Recorded data:

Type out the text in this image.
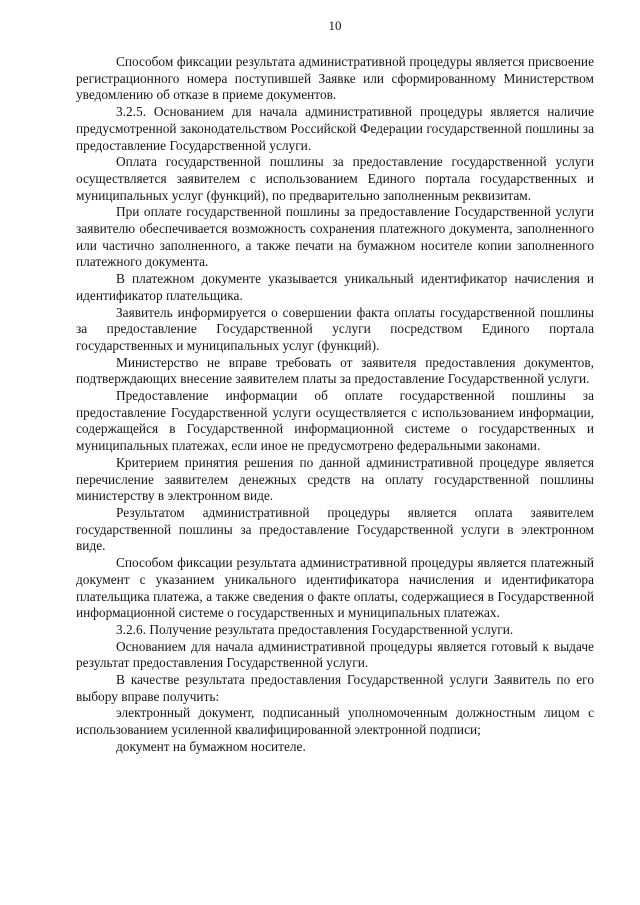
10

Способом фиксации результата административной процедуры является присвоение регистрационного номера поступившей Заявке или сформированному Министерством уведомлению об отказе в приеме документов.

3.2.5. Основанием для начала административной процедуры является наличие предусмотренной законодательством Российской Федерации государственной пошлины за предоставление Государственной услуги.

Оплата государственной пошлины за предоставление государственной услуги осуществляется заявителем с использованием Единого портала государственных и муниципальных услуг (функций), по предварительно заполненным реквизитам.

При оплате государственной пошлины за предоставление Государственной услуги заявителю обеспечивается возможность сохранения платежного документа, заполненного или частично заполненного, а также печати на бумажном носителе копии заполненного платежного документа.

В платежном документе указывается уникальный идентификатор начисления и идентификатор плательщика.

Заявитель информируется о совершении факта оплаты государственной пошлины за предоставление Государственной услуги посредством Единого портала государственных и муниципальных услуг (функций).

Министерство не вправе требовать от заявителя предоставления документов, подтверждающих внесение заявителем платы за предоставление Государственной услуги.

Предоставление информации об оплате государственной пошлины за предоставление Государственной услуги осуществляется с использованием информации, содержащейся в Государственной информационной системе о государственных и муниципальных платежах, если иное не предусмотрено федеральными законами.

Критерием принятия решения по данной административной процедуре является перечисление заявителем денежных средств на оплату государственной пошлины министерству в электронном виде.

Результатом административной процедуры является оплата заявителем государственной пошлины за предоставление Государственной услуги в электронном виде.

Способом фиксации результата административной процедуры является платежный документ с указанием уникального идентификатора начисления и идентификатора плательщика платежа, а также сведения о факте оплаты, содержащиеся в Государственной информационной системе о государственных и муниципальных платежах.

3.2.6. Получение результата предоставления Государственной услуги.

Основанием для начала административной процедуры является готовый к выдаче результат предоставления Государственной услуги.

В качестве результата предоставления Государственной услуги Заявитель по его выбору вправе получить:

электронный документ, подписанный уполномоченным должностным лицом с использованием усиленной квалифицированной электронной подписи;

документ на бумажном носителе.
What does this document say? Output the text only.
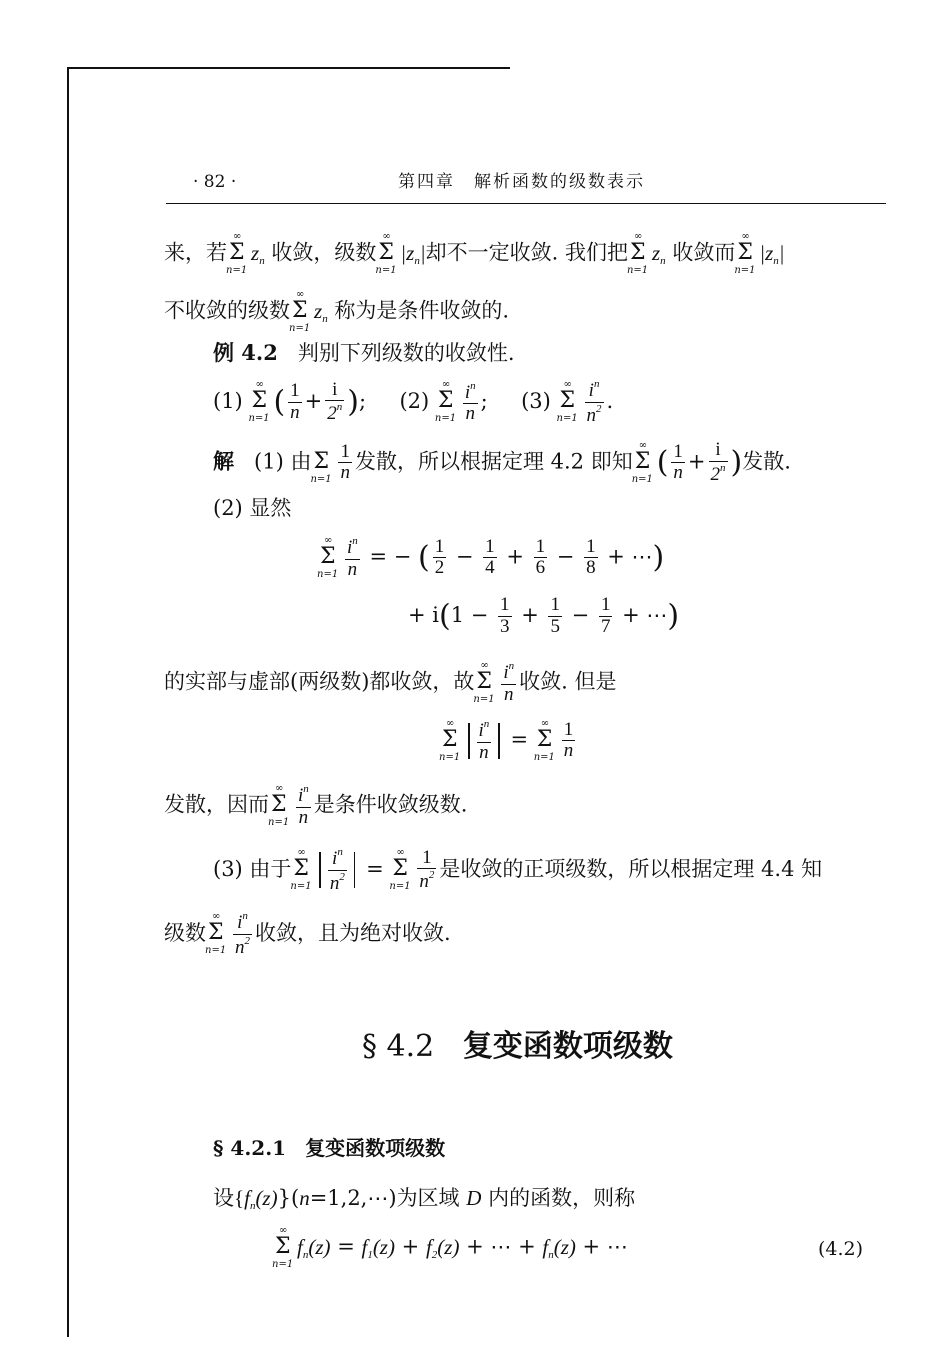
· 82 ·	第四章　解析函数的级数表示
来，若
∞
Σ
n=1
$z_n$ 收敛，级数
∞
Σ
n=1
$|z_n|$却不一定收敛. 我们把
∞
Σ
n=1
$z_n$ 收敛而
∞
Σ
n=1
$|z_n|$
不收敛的级数
∞
Σ
n=1
$z_n$ 称为是条件收敛的.
例 4.2 判别下列级数的收敛性.
(1)
∞
Σ
n=1 ( $\frac{1}{n} + \frac{i}{2^n}$ );     (2)
∞
Σ
$n=1 \frac{i^n}{n}$ ;     (3)
∞
Σ
$n=1 \frac{i^n}{n^2}$ .
解 (1) 由 Σ
$n=1 \frac{1}{n}$ 发散，所以根据定理 4.2 即知
∞
Σ
n=1 ( $\frac{1}{n} + \frac{i}{2^n}$ )发散.
(2) 显然
∞
Σ
$n=1 \frac{i^n}{n}$ = − ( $\frac{1}{2} - \frac{1}{4} + \frac{1}{6} - \frac{1}{8}$ + ⋯)
+ $i(1 - \frac{1}{3} + \frac{1}{5} - \frac{1}{7}$ + ⋯)
的实部与虚部(两级数)都收敛，故
∞
Σ
$n=1 \frac{i^n}{n}$ 收敛. 但是
∞
Σ
$n=1 \frac{i^n}{n}$ =
∞
Σ
$n=1 \frac{1}{n}$
发散，因而
∞
Σ
$n=1 \frac{i^n}{n}$ 是条件收敛级数.
(3) 由于
∞
Σ
$n=1 \frac{i^n}{n^2}$ =
∞
Σ
$n=1 \frac{1}{n^2}$ 是收敛的正项级数，所以根据定理 4.4 知
级数
∞
Σ
$n=1 \frac{i^n}{n^2}$ 收敛，且为绝对收敛.
§ 4.2 复变函数项级数
§ 4.2.1 复变函数项级数
设$\{f_n(z)\}(n=1,2,\cdots)$为区域 D 内的函数，则称
∞
Σ
n=1
$f_n(z) = f_1(z) + f_2(z)$ + ⋯ + $f_n(z)$ + ⋯	(4.2)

◆ To be done:
Repeat the records above exactly, leaving out any pictures they contain.

◆ The answer:
Type out the text in this image.
10

Способом фиксации результата административной процедуры является присвоение регистрационного номера поступившей Заявке или сформированному Министерством уведомлению об отказе в приеме документов.

3.2.5. Основанием для начала административной процедуры является наличие предусмотренной законодательством Российской Федерации государственной пошлины за предоставление Государственной услуги.

Оплата государственной пошлины за предоставление государственной услуги осуществляется заявителем с использованием Единого портала государственных и муниципальных услуг (функций), по предварительно заполненным реквизитам.

При оплате государственной пошлины за предоставление Государственной услуги заявителю обеспечивается возможность сохранения платежного документа, заполненного или частично заполненного, а также печати на бумажном носителе копии заполненного платежного документа.

В платежном документе указывается уникальный идентификатор начисления и идентификатор плательщика.

Заявитель информируется о совершении факта оплаты государственной пошлины за предоставление Государственной услуги посредством Единого портала государственных и муниципальных услуг (функций).

Министерство не вправе требовать от заявителя предоставления документов, подтверждающих внесение заявителем платы за предоставление Государственной услуги.

Предоставление информации об оплате государственной пошлины за предоставление Государственной услуги осуществляется с использованием информации, содержащейся в Государственной информационной системе о государственных и муниципальных платежах, если иное не предусмотрено федеральными законами.

Критерием принятия решения по данной административной процедуре является перечисление заявителем денежных средств на оплату государственной пошлины министерству в электронном виде.

Результатом административной процедуры является оплата заявителем государственной пошлины за предоставление Государственной услуги в электронном виде.

Способом фиксации результата административной процедуры является платежный документ с указанием уникального идентификатора начисления и идентификатора плательщика платежа, а также сведения о факте оплаты, содержащиеся в Государственной информационной системе о государственных и муниципальных платежах.

3.2.6. Получение результата предоставления Государственной услуги.

Основанием для начала административной процедуры является готовый к выдаче результат предоставления Государственной услуги.

В качестве результата предоставления Государственной услуги Заявитель по его выбору вправе получить:

электронный документ, подписанный уполномоченным должностным лицом с использованием усиленной квалифицированной электронной подписи;

документ на бумажном носителе.
What does this document say? Output the text only.
· 82 ·	第四章　解析函数的级数表示
来，若
∞
Σ
n=1
$z_n$ 收敛，级数
∞
Σ
n=1
$|z_n|$却不一定收敛. 我们把
∞
Σ
n=1
$z_n$ 收敛而
∞
Σ
n=1
$|z_n|$
不收敛的级数
∞
Σ
n=1
$z_n$ 称为是条件收敛的.
例 4.2 判别下列级数的收敛性.
(1)
∞
Σ
n=1 ( $\frac{1}{n} + \frac{i}{2^n}$ );     (2)
∞
Σ
$n=1 \frac{i^n}{n}$ ;     (3)
∞
Σ
$n=1 \frac{i^n}{n^2}$ .
解 (1) 由 Σ
$n=1 \frac{1}{n}$ 发散，所以根据定理 4.2 即知
∞
Σ
n=1 ( $\frac{1}{n} + \frac{i}{2^n}$ )发散.
(2) 显然
∞
Σ
$n=1 \frac{i^n}{n}$ = − ( $\frac{1}{2} - \frac{1}{4} + \frac{1}{6} - \frac{1}{8}$ + ⋯)
+ $i(1 - \frac{1}{3} + \frac{1}{5} - \frac{1}{7}$ + ⋯)
的实部与虚部(两级数)都收敛，故
∞
Σ
$n=1 \frac{i^n}{n}$ 收敛. 但是
∞
Σ
$n=1 \frac{i^n}{n}$ =
∞
Σ
$n=1 \frac{1}{n}$
发散，因而
∞
Σ
$n=1 \frac{i^n}{n}$ 是条件收敛级数.
(3) 由于
∞
Σ
$n=1 \frac{i^n}{n^2}$ =
∞
Σ
$n=1 \frac{1}{n^2}$ 是收敛的正项级数，所以根据定理 4.4 知
级数
∞
Σ
$n=1 \frac{i^n}{n^2}$ 收敛，且为绝对收敛.
§ 4.2 复变函数项级数
§ 4.2.1 复变函数项级数
设$\{f_n(z)\}(n=1,2,\cdots)$为区域 D 内的函数，则称
∞
Σ
n=1
$f_n(z) = f_1(z) + f_2(z)$ + ⋯ + $f_n(z)$ + ⋯	(4.2)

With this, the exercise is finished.